=== Exercise data ===
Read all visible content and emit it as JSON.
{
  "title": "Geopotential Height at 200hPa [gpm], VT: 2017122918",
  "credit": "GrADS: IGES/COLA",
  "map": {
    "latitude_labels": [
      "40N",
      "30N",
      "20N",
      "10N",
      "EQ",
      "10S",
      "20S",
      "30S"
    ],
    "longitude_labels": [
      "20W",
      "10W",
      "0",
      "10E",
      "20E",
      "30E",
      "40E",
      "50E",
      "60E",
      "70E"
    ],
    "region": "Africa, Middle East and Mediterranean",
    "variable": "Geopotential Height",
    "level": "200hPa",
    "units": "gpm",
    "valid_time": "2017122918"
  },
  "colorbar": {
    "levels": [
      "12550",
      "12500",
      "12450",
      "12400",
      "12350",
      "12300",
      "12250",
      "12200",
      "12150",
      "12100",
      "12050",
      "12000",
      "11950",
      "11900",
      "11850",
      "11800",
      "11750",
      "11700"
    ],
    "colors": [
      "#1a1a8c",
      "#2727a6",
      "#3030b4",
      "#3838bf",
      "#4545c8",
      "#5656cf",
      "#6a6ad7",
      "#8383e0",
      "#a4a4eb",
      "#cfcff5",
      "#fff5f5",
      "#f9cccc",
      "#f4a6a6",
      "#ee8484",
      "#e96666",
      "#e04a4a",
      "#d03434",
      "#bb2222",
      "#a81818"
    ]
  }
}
===
_Your objective_.
Repeat every line of the records above exactly.

_Complete response_.
Read all visible content and emit it as JSON.
{
  "title": "Geopotential Height at 200hPa [gpm], VT: 2017122918",
  "credit": "GrADS: IGES/COLA",
  "map": {
    "latitude_labels": [
      "40N",
      "30N",
      "20N",
      "10N",
      "EQ",
      "10S",
      "20S",
      "30S"
    ],
    "longitude_labels": [
      "20W",
      "10W",
      "0",
      "10E",
      "20E",
      "30E",
      "40E",
      "50E",
      "60E",
      "70E"
    ],
    "region": "Africa, Middle East and Mediterranean",
    "variable": "Geopotential Height",
    "level": "200hPa",
    "units": "gpm",
    "valid_time": "2017122918"
  },
  "colorbar": {
    "levels": [
      "12550",
      "12500",
      "12450",
      "12400",
      "12350",
      "12300",
      "12250",
      "12200",
      "12150",
      "12100",
      "12050",
      "12000",
      "11950",
      "11900",
      "11850",
      "11800",
      "11750",
      "11700"
    ],
    "colors": [
      "#1a1a8c",
      "#2727a6",
      "#3030b4",
      "#3838bf",
      "#4545c8",
      "#5656cf",
      "#6a6ad7",
      "#8383e0",
      "#a4a4eb",
      "#cfcff5",
      "#fff5f5",
      "#f9cccc",
      "#f4a6a6",
      "#ee8484",
      "#e96666",
      "#e04a4a",
      "#d03434",
      "#bb2222",
      "#a81818"
    ]
  }
}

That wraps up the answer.